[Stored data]
________________________________________

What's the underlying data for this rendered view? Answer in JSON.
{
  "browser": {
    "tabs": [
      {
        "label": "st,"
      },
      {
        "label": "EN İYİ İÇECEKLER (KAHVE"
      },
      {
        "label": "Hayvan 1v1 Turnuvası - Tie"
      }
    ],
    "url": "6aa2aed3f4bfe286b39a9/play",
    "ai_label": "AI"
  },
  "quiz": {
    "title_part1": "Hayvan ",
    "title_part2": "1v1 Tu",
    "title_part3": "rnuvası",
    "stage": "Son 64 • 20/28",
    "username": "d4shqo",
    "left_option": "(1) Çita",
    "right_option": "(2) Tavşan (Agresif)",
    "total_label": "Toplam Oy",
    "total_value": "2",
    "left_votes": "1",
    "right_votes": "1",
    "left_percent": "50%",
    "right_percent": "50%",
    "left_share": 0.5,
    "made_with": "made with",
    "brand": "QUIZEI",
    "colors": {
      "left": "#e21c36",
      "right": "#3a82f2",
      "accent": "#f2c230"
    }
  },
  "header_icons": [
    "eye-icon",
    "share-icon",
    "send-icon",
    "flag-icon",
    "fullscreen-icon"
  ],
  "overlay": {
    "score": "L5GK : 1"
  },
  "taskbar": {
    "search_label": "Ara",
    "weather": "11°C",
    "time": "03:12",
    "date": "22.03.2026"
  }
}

________________________________________

## Given instruction
Reproduce the entries above in full by retyping them exactly.

## The answer
What's the underlying data for this rendered view? Answer in JSON.
{
  "browser": {
    "tabs": [
      {
        "label": "st,"
      },
      {
        "label": "EN İYİ İÇECEKLER (KAHVE"
      },
      {
        "label": "Hayvan 1v1 Turnuvası - Tie"
      }
    ],
    "url": "6aa2aed3f4bfe286b39a9/play",
    "ai_label": "AI"
  },
  "quiz": {
    "title_part1": "Hayvan ",
    "title_part2": "1v1 Tu",
    "title_part3": "rnuvası",
    "stage": "Son 64 • 20/28",
    "username": "d4shqo",
    "left_option": "(1) Çita",
    "right_option": "(2) Tavşan (Agresif)",
    "total_label": "Toplam Oy",
    "total_value": "2",
    "left_votes": "1",
    "right_votes": "1",
    "left_percent": "50%",
    "right_percent": "50%",
    "left_share": 0.5,
    "made_with": "made with",
    "brand": "QUIZEI",
    "colors": {
      "left": "#e21c36",
      "right": "#3a82f2",
      "accent": "#f2c230"
    }
  },
  "header_icons": [
    "eye-icon",
    "share-icon",
    "send-icon",
    "flag-icon",
    "fullscreen-icon"
  ],
  "overlay": {
    "score": "L5GK : 1"
  },
  "taskbar": {
    "search_label": "Ara",
    "weather": "11°C",
    "time": "03:12",
    "date": "22.03.2026"
  }
}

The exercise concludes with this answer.